• _Recorded information_
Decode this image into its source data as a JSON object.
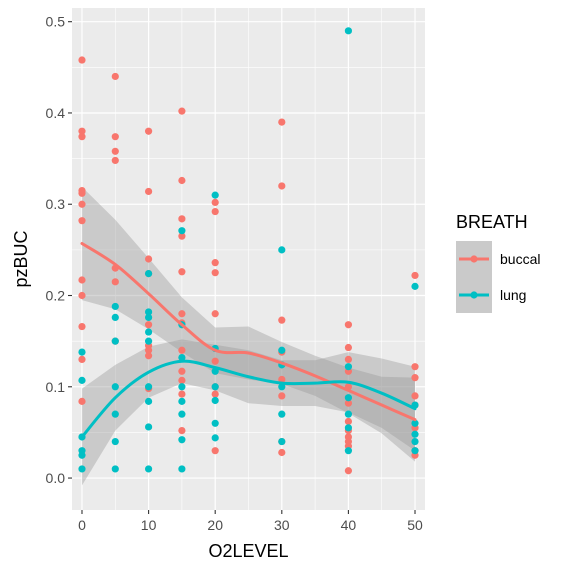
{
  "chart_data": {
    "type": "scatter",
    "xlabel": "O2LEVEL",
    "ylabel": "pzBUC",
    "xlim": [
      -1.5,
      51.5
    ],
    "ylim": [
      -0.035,
      0.515
    ],
    "xticks": [
      0,
      10,
      20,
      30,
      40,
      50
    ],
    "xtick_labels": [
      "0",
      "10",
      "20",
      "30",
      "40",
      "50"
    ],
    "xticks_minor": [
      5,
      15,
      25,
      35,
      45
    ],
    "yticks": [
      0.0,
      0.1,
      0.2,
      0.3,
      0.4,
      0.5
    ],
    "ytick_labels": [
      "0.0",
      "0.1",
      "0.2",
      "0.3",
      "0.4",
      "0.5"
    ],
    "yticks_minor": [
      0.05,
      0.15,
      0.25,
      0.35,
      0.45
    ],
    "grid": true,
    "legend": {
      "title": "BREATH",
      "position": "right",
      "entries": [
        "buccal",
        "lung"
      ]
    },
    "colors": {
      "panel": "#ebebeb",
      "grid": "#ffffff",
      "ribbon": "#999999",
      "buccal": "#f8766d",
      "lung": "#00bfc4"
    },
    "series": [
      {
        "name": "buccal",
        "points": [
          [
            0,
            0.458
          ],
          [
            0,
            0.38
          ],
          [
            0,
            0.374
          ],
          [
            0,
            0.315
          ],
          [
            0,
            0.312
          ],
          [
            0,
            0.3
          ],
          [
            0,
            0.282
          ],
          [
            0,
            0.217
          ],
          [
            0,
            0.2
          ],
          [
            0,
            0.166
          ],
          [
            0,
            0.13
          ],
          [
            0,
            0.084
          ],
          [
            5,
            0.44
          ],
          [
            5,
            0.374
          ],
          [
            5,
            0.358
          ],
          [
            5,
            0.348
          ],
          [
            5,
            0.23
          ],
          [
            5,
            0.215
          ],
          [
            5,
            0.15
          ],
          [
            10,
            0.38
          ],
          [
            10,
            0.314
          ],
          [
            10,
            0.24
          ],
          [
            10,
            0.224
          ],
          [
            10,
            0.168
          ],
          [
            10,
            0.145
          ],
          [
            10,
            0.14
          ],
          [
            10,
            0.134
          ],
          [
            10,
            0.098
          ],
          [
            15,
            0.402
          ],
          [
            15,
            0.326
          ],
          [
            15,
            0.284
          ],
          [
            15,
            0.265
          ],
          [
            15,
            0.226
          ],
          [
            15,
            0.18
          ],
          [
            15,
            0.17
          ],
          [
            15,
            0.14
          ],
          [
            15,
            0.117
          ],
          [
            15,
            0.107
          ],
          [
            15,
            0.092
          ],
          [
            15,
            0.052
          ],
          [
            20,
            0.302
          ],
          [
            20,
            0.292
          ],
          [
            20,
            0.236
          ],
          [
            20,
            0.225
          ],
          [
            20,
            0.18
          ],
          [
            20,
            0.128
          ],
          [
            20,
            0.1
          ],
          [
            20,
            0.092
          ],
          [
            20,
            0.03
          ],
          [
            30,
            0.39
          ],
          [
            30,
            0.32
          ],
          [
            30,
            0.173
          ],
          [
            30,
            0.138
          ],
          [
            30,
            0.108
          ],
          [
            30,
            0.09
          ],
          [
            30,
            0.04
          ],
          [
            30,
            0.028
          ],
          [
            40,
            0.168
          ],
          [
            40,
            0.143
          ],
          [
            40,
            0.13
          ],
          [
            40,
            0.117
          ],
          [
            40,
            0.1
          ],
          [
            40,
            0.082
          ],
          [
            40,
            0.062
          ],
          [
            40,
            0.052
          ],
          [
            40,
            0.045
          ],
          [
            40,
            0.04
          ],
          [
            40,
            0.035
          ],
          [
            40,
            0.008
          ],
          [
            50,
            0.222
          ],
          [
            50,
            0.122
          ],
          [
            50,
            0.11
          ],
          [
            50,
            0.09
          ],
          [
            50,
            0.08
          ],
          [
            50,
            0.055
          ],
          [
            50,
            0.03
          ],
          [
            50,
            0.025
          ]
        ],
        "smooth": {
          "x": [
            0,
            5,
            10,
            15,
            20,
            25,
            30,
            35,
            40,
            45,
            50
          ],
          "y": [
            0.257,
            0.234,
            0.202,
            0.168,
            0.14,
            0.137,
            0.126,
            0.112,
            0.096,
            0.08,
            0.064
          ],
          "lower": [
            0.195,
            0.185,
            0.163,
            0.138,
            0.115,
            0.108,
            0.103,
            0.09,
            0.071,
            0.049,
            0.018
          ],
          "upper": [
            0.319,
            0.283,
            0.241,
            0.198,
            0.165,
            0.166,
            0.149,
            0.134,
            0.121,
            0.111,
            0.11
          ]
        }
      },
      {
        "name": "lung",
        "points": [
          [
            0,
            0.138
          ],
          [
            0,
            0.107
          ],
          [
            0,
            0.045
          ],
          [
            0,
            0.03
          ],
          [
            0,
            0.025
          ],
          [
            0,
            0.01
          ],
          [
            5,
            0.188
          ],
          [
            5,
            0.176
          ],
          [
            5,
            0.15
          ],
          [
            5,
            0.1
          ],
          [
            5,
            0.07
          ],
          [
            5,
            0.04
          ],
          [
            5,
            0.01
          ],
          [
            10,
            0.224
          ],
          [
            10,
            0.182
          ],
          [
            10,
            0.176
          ],
          [
            10,
            0.16
          ],
          [
            10,
            0.15
          ],
          [
            10,
            0.1
          ],
          [
            10,
            0.084
          ],
          [
            10,
            0.056
          ],
          [
            10,
            0.01
          ],
          [
            15,
            0.271
          ],
          [
            15,
            0.168
          ],
          [
            15,
            0.132
          ],
          [
            15,
            0.1
          ],
          [
            15,
            0.084
          ],
          [
            15,
            0.07
          ],
          [
            15,
            0.042
          ],
          [
            15,
            0.01
          ],
          [
            20,
            0.31
          ],
          [
            20,
            0.142
          ],
          [
            20,
            0.117
          ],
          [
            20,
            0.1
          ],
          [
            20,
            0.085
          ],
          [
            20,
            0.06
          ],
          [
            20,
            0.044
          ],
          [
            30,
            0.25
          ],
          [
            30,
            0.14
          ],
          [
            30,
            0.124
          ],
          [
            30,
            0.1
          ],
          [
            30,
            0.07
          ],
          [
            30,
            0.04
          ],
          [
            40,
            0.49
          ],
          [
            40,
            0.122
          ],
          [
            40,
            0.088
          ],
          [
            40,
            0.07
          ],
          [
            40,
            0.055
          ],
          [
            40,
            0.03
          ],
          [
            50,
            0.21
          ],
          [
            50,
            0.08
          ],
          [
            50,
            0.06
          ],
          [
            50,
            0.048
          ],
          [
            50,
            0.04
          ],
          [
            50,
            0.03
          ]
        ],
        "smooth": {
          "x": [
            0,
            5,
            10,
            15,
            20,
            25,
            30,
            35,
            40,
            45,
            50
          ],
          "y": [
            0.045,
            0.088,
            0.116,
            0.128,
            0.121,
            0.111,
            0.104,
            0.104,
            0.105,
            0.093,
            0.076
          ],
          "lower": [
            -0.008,
            0.052,
            0.088,
            0.104,
            0.096,
            0.082,
            0.079,
            0.079,
            0.072,
            0.055,
            0.03
          ],
          "upper": [
            0.098,
            0.124,
            0.144,
            0.152,
            0.146,
            0.14,
            0.129,
            0.129,
            0.138,
            0.131,
            0.122
          ]
        }
      }
    ]
  }
}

• _Task instructions_
All of the material above needs to be restated exactly, with no pictures.

• _Right answer_
Decode this image into its source data as a JSON object.
{
  "chart_data": {
    "type": "scatter",
    "xlabel": "O2LEVEL",
    "ylabel": "pzBUC",
    "xlim": [
      -1.5,
      51.5
    ],
    "ylim": [
      -0.035,
      0.515
    ],
    "xticks": [
      0,
      10,
      20,
      30,
      40,
      50
    ],
    "xtick_labels": [
      "0",
      "10",
      "20",
      "30",
      "40",
      "50"
    ],
    "xticks_minor": [
      5,
      15,
      25,
      35,
      45
    ],
    "yticks": [
      0.0,
      0.1,
      0.2,
      0.3,
      0.4,
      0.5
    ],
    "ytick_labels": [
      "0.0",
      "0.1",
      "0.2",
      "0.3",
      "0.4",
      "0.5"
    ],
    "yticks_minor": [
      0.05,
      0.15,
      0.25,
      0.35,
      0.45
    ],
    "grid": true,
    "legend": {
      "title": "BREATH",
      "position": "right",
      "entries": [
        "buccal",
        "lung"
      ]
    },
    "colors": {
      "panel": "#ebebeb",
      "grid": "#ffffff",
      "ribbon": "#999999",
      "buccal": "#f8766d",
      "lung": "#00bfc4"
    },
    "series": [
      {
        "name": "buccal",
        "points": [
          [
            0,
            0.458
          ],
          [
            0,
            0.38
          ],
          [
            0,
            0.374
          ],
          [
            0,
            0.315
          ],
          [
            0,
            0.312
          ],
          [
            0,
            0.3
          ],
          [
            0,
            0.282
          ],
          [
            0,
            0.217
          ],
          [
            0,
            0.2
          ],
          [
            0,
            0.166
          ],
          [
            0,
            0.13
          ],
          [
            0,
            0.084
          ],
          [
            5,
            0.44
          ],
          [
            5,
            0.374
          ],
          [
            5,
            0.358
          ],
          [
            5,
            0.348
          ],
          [
            5,
            0.23
          ],
          [
            5,
            0.215
          ],
          [
            5,
            0.15
          ],
          [
            10,
            0.38
          ],
          [
            10,
            0.314
          ],
          [
            10,
            0.24
          ],
          [
            10,
            0.224
          ],
          [
            10,
            0.168
          ],
          [
            10,
            0.145
          ],
          [
            10,
            0.14
          ],
          [
            10,
            0.134
          ],
          [
            10,
            0.098
          ],
          [
            15,
            0.402
          ],
          [
            15,
            0.326
          ],
          [
            15,
            0.284
          ],
          [
            15,
            0.265
          ],
          [
            15,
            0.226
          ],
          [
            15,
            0.18
          ],
          [
            15,
            0.17
          ],
          [
            15,
            0.14
          ],
          [
            15,
            0.117
          ],
          [
            15,
            0.107
          ],
          [
            15,
            0.092
          ],
          [
            15,
            0.052
          ],
          [
            20,
            0.302
          ],
          [
            20,
            0.292
          ],
          [
            20,
            0.236
          ],
          [
            20,
            0.225
          ],
          [
            20,
            0.18
          ],
          [
            20,
            0.128
          ],
          [
            20,
            0.1
          ],
          [
            20,
            0.092
          ],
          [
            20,
            0.03
          ],
          [
            30,
            0.39
          ],
          [
            30,
            0.32
          ],
          [
            30,
            0.173
          ],
          [
            30,
            0.138
          ],
          [
            30,
            0.108
          ],
          [
            30,
            0.09
          ],
          [
            30,
            0.04
          ],
          [
            30,
            0.028
          ],
          [
            40,
            0.168
          ],
          [
            40,
            0.143
          ],
          [
            40,
            0.13
          ],
          [
            40,
            0.117
          ],
          [
            40,
            0.1
          ],
          [
            40,
            0.082
          ],
          [
            40,
            0.062
          ],
          [
            40,
            0.052
          ],
          [
            40,
            0.045
          ],
          [
            40,
            0.04
          ],
          [
            40,
            0.035
          ],
          [
            40,
            0.008
          ],
          [
            50,
            0.222
          ],
          [
            50,
            0.122
          ],
          [
            50,
            0.11
          ],
          [
            50,
            0.09
          ],
          [
            50,
            0.08
          ],
          [
            50,
            0.055
          ],
          [
            50,
            0.03
          ],
          [
            50,
            0.025
          ]
        ],
        "smooth": {
          "x": [
            0,
            5,
            10,
            15,
            20,
            25,
            30,
            35,
            40,
            45,
            50
          ],
          "y": [
            0.257,
            0.234,
            0.202,
            0.168,
            0.14,
            0.137,
            0.126,
            0.112,
            0.096,
            0.08,
            0.064
          ],
          "lower": [
            0.195,
            0.185,
            0.163,
            0.138,
            0.115,
            0.108,
            0.103,
            0.09,
            0.071,
            0.049,
            0.018
          ],
          "upper": [
            0.319,
            0.283,
            0.241,
            0.198,
            0.165,
            0.166,
            0.149,
            0.134,
            0.121,
            0.111,
            0.11
          ]
        }
      },
      {
        "name": "lung",
        "points": [
          [
            0,
            0.138
          ],
          [
            0,
            0.107
          ],
          [
            0,
            0.045
          ],
          [
            0,
            0.03
          ],
          [
            0,
            0.025
          ],
          [
            0,
            0.01
          ],
          [
            5,
            0.188
          ],
          [
            5,
            0.176
          ],
          [
            5,
            0.15
          ],
          [
            5,
            0.1
          ],
          [
            5,
            0.07
          ],
          [
            5,
            0.04
          ],
          [
            5,
            0.01
          ],
          [
            10,
            0.224
          ],
          [
            10,
            0.182
          ],
          [
            10,
            0.176
          ],
          [
            10,
            0.16
          ],
          [
            10,
            0.15
          ],
          [
            10,
            0.1
          ],
          [
            10,
            0.084
          ],
          [
            10,
            0.056
          ],
          [
            10,
            0.01
          ],
          [
            15,
            0.271
          ],
          [
            15,
            0.168
          ],
          [
            15,
            0.132
          ],
          [
            15,
            0.1
          ],
          [
            15,
            0.084
          ],
          [
            15,
            0.07
          ],
          [
            15,
            0.042
          ],
          [
            15,
            0.01
          ],
          [
            20,
            0.31
          ],
          [
            20,
            0.142
          ],
          [
            20,
            0.117
          ],
          [
            20,
            0.1
          ],
          [
            20,
            0.085
          ],
          [
            20,
            0.06
          ],
          [
            20,
            0.044
          ],
          [
            30,
            0.25
          ],
          [
            30,
            0.14
          ],
          [
            30,
            0.124
          ],
          [
            30,
            0.1
          ],
          [
            30,
            0.07
          ],
          [
            30,
            0.04
          ],
          [
            40,
            0.49
          ],
          [
            40,
            0.122
          ],
          [
            40,
            0.088
          ],
          [
            40,
            0.07
          ],
          [
            40,
            0.055
          ],
          [
            40,
            0.03
          ],
          [
            50,
            0.21
          ],
          [
            50,
            0.08
          ],
          [
            50,
            0.06
          ],
          [
            50,
            0.048
          ],
          [
            50,
            0.04
          ],
          [
            50,
            0.03
          ]
        ],
        "smooth": {
          "x": [
            0,
            5,
            10,
            15,
            20,
            25,
            30,
            35,
            40,
            45,
            50
          ],
          "y": [
            0.045,
            0.088,
            0.116,
            0.128,
            0.121,
            0.111,
            0.104,
            0.104,
            0.105,
            0.093,
            0.076
          ],
          "lower": [
            -0.008,
            0.052,
            0.088,
            0.104,
            0.096,
            0.082,
            0.079,
            0.079,
            0.072,
            0.055,
            0.03
          ],
          "upper": [
            0.098,
            0.124,
            0.144,
            0.152,
            0.146,
            0.14,
            0.129,
            0.129,
            0.138,
            0.131,
            0.122
          ]
        }
      }
    ]
  }
}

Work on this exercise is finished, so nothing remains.